- Problem description: Check every line of the entries for "this", and copy the lines that hold it.

- Supplied material:
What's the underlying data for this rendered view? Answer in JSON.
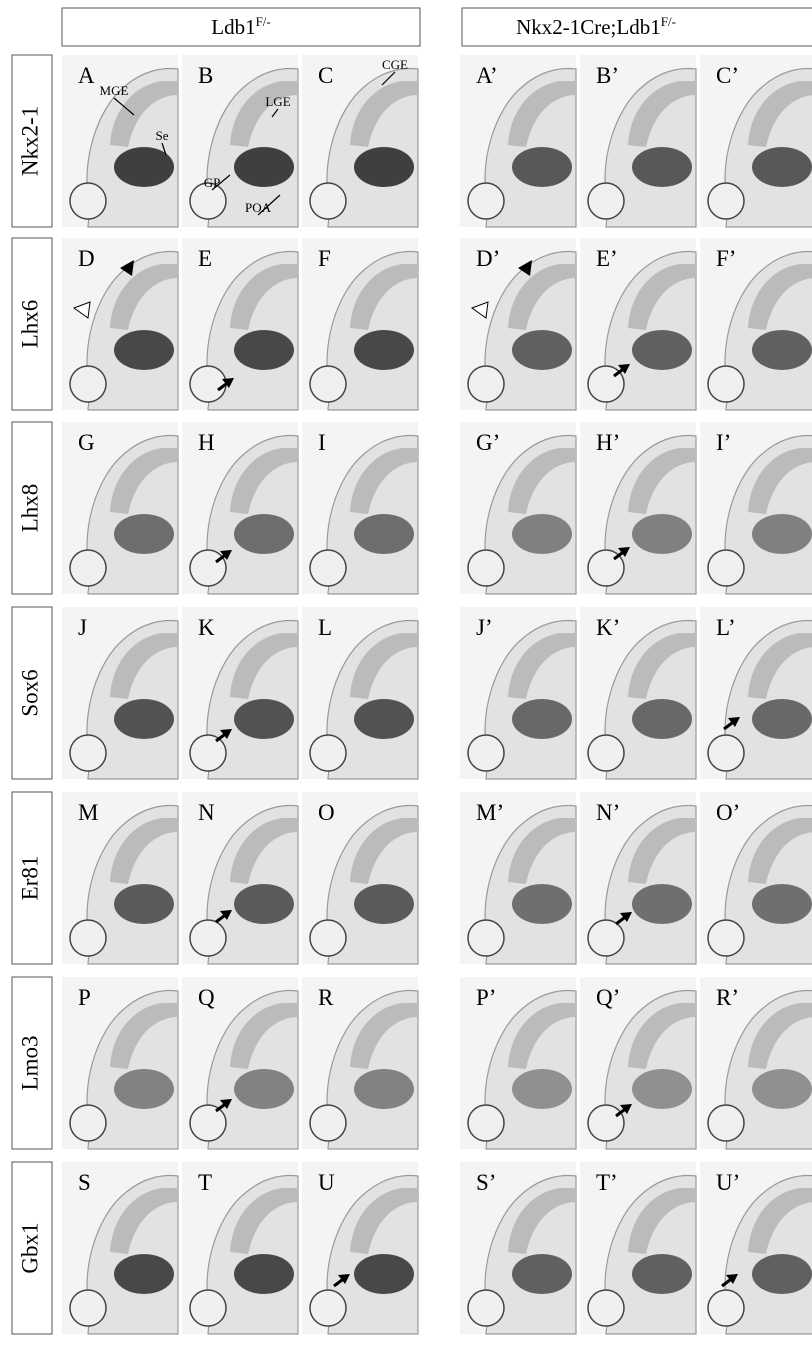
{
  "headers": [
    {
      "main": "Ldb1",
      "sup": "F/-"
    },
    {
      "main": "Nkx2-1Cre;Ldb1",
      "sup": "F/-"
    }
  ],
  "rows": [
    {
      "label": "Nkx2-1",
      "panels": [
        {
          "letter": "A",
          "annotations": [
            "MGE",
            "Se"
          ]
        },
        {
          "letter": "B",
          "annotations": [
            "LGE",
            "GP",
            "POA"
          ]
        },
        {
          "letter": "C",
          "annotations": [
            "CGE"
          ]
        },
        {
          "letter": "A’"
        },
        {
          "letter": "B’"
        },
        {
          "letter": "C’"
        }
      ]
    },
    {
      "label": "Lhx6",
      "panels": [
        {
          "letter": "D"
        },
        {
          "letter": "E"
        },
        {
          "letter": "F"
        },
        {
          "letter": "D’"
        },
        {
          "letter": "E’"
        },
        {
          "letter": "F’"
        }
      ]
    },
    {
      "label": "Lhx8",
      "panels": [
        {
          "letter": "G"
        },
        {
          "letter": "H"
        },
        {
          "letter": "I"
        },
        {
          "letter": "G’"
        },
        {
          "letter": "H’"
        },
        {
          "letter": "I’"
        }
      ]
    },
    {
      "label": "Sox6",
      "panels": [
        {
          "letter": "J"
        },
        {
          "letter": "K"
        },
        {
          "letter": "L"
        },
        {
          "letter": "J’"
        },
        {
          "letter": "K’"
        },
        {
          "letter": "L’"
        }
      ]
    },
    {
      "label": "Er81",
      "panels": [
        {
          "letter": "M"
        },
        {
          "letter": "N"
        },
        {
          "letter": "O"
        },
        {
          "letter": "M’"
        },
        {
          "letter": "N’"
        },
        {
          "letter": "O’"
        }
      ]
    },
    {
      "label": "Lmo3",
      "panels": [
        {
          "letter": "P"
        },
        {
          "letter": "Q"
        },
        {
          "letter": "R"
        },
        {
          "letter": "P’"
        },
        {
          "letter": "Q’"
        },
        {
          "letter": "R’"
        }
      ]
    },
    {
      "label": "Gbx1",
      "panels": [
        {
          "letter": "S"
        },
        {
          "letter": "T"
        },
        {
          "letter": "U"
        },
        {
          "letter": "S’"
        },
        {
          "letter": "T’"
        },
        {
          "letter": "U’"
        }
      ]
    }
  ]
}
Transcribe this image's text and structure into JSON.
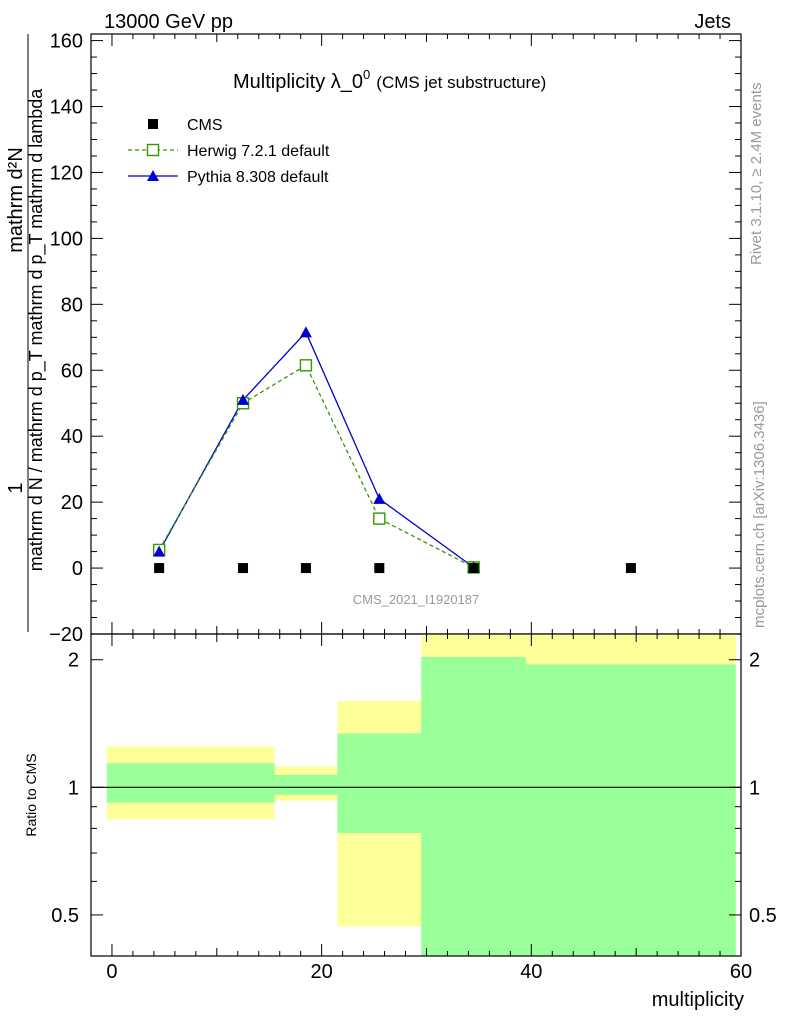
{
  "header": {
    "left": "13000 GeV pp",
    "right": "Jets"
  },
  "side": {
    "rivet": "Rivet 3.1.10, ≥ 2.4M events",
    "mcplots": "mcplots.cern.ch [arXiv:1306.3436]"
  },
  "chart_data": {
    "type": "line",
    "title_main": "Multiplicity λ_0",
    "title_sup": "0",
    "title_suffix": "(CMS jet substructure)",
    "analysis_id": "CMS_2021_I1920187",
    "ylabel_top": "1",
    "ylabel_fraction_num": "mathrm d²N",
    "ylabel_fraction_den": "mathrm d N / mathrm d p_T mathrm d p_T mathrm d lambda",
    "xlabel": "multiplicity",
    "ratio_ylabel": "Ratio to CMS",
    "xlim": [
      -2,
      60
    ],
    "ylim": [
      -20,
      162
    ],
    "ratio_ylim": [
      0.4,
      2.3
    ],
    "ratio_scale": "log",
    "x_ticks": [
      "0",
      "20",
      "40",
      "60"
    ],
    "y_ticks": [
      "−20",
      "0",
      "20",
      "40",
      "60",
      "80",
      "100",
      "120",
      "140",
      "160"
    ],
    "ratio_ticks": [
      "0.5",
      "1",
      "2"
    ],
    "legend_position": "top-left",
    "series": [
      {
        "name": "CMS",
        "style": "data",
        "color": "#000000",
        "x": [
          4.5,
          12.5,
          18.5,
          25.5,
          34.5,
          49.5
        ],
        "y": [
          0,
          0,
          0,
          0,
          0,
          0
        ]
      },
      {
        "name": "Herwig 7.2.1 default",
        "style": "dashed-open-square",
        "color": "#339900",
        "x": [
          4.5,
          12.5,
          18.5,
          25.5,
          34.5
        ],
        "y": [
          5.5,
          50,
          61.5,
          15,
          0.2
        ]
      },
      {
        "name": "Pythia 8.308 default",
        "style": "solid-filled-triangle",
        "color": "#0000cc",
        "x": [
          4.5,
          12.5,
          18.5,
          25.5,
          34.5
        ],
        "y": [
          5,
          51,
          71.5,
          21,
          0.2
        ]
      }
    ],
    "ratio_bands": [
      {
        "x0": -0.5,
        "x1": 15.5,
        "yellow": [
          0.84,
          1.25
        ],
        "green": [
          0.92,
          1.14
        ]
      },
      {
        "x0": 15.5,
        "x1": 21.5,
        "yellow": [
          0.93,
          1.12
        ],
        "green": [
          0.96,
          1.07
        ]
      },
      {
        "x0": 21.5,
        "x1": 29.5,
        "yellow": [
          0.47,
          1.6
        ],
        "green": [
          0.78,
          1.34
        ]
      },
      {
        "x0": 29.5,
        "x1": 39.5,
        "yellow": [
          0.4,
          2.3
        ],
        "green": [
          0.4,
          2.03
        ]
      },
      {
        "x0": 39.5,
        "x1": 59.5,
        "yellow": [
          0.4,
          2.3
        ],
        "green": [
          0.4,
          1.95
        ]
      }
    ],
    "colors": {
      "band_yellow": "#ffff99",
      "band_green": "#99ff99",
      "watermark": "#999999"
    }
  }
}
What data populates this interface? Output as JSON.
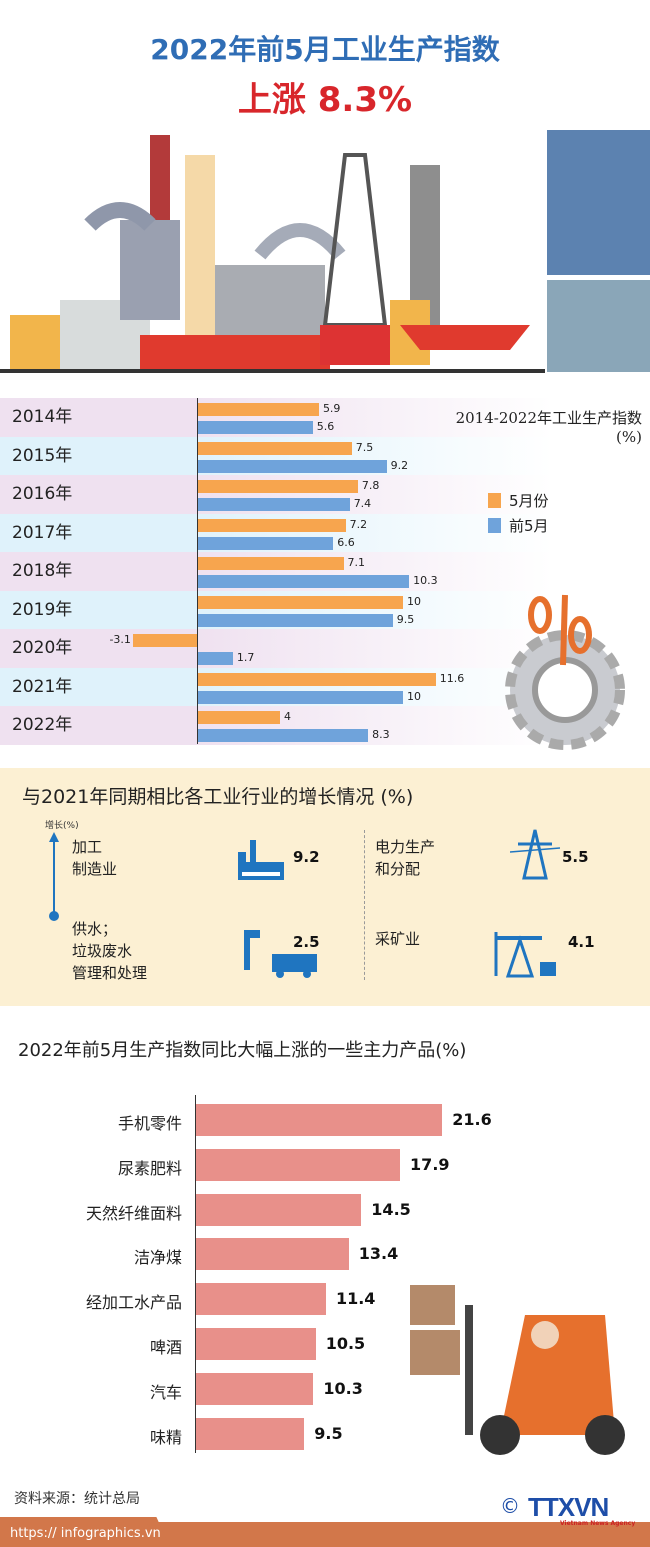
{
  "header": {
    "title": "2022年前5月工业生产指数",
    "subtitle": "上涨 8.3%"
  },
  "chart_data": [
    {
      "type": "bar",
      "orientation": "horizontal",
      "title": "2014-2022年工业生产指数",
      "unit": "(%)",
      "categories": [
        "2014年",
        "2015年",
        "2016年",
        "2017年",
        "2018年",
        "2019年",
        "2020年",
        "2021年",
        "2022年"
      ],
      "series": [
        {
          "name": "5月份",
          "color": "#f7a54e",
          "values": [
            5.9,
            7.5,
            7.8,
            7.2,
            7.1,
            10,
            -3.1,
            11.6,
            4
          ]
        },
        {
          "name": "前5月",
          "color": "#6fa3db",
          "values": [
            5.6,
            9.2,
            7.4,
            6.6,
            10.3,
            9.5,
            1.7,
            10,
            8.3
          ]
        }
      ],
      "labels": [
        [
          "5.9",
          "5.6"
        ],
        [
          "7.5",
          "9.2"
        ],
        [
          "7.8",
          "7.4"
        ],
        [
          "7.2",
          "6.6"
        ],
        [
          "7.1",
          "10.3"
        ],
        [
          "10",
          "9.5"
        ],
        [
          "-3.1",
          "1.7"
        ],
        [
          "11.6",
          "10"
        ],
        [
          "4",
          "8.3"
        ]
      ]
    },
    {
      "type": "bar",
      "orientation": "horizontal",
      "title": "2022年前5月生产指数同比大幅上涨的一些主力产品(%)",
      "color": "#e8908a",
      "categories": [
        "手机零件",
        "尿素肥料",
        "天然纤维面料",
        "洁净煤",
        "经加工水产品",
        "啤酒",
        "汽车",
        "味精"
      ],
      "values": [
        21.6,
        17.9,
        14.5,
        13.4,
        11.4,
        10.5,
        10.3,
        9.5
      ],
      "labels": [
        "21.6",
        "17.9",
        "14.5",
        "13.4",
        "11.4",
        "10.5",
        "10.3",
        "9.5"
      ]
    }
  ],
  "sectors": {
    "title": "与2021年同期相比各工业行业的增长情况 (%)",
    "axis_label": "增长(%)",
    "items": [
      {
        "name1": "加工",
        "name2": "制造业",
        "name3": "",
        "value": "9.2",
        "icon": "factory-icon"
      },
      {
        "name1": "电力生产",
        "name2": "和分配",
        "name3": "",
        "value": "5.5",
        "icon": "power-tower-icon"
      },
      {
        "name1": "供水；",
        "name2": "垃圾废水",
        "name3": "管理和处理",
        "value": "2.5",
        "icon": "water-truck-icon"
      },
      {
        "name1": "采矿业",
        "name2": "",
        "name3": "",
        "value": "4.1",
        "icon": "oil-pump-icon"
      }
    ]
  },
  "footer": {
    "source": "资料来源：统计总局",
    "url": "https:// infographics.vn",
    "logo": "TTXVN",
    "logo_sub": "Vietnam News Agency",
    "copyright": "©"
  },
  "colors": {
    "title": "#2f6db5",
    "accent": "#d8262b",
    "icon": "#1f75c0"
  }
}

- Correct result:
What's the underlying data for this rendered view? Answer in JSON.
Transcribe this image's text and structure into JSON.
What data populates this interface? Output as JSON.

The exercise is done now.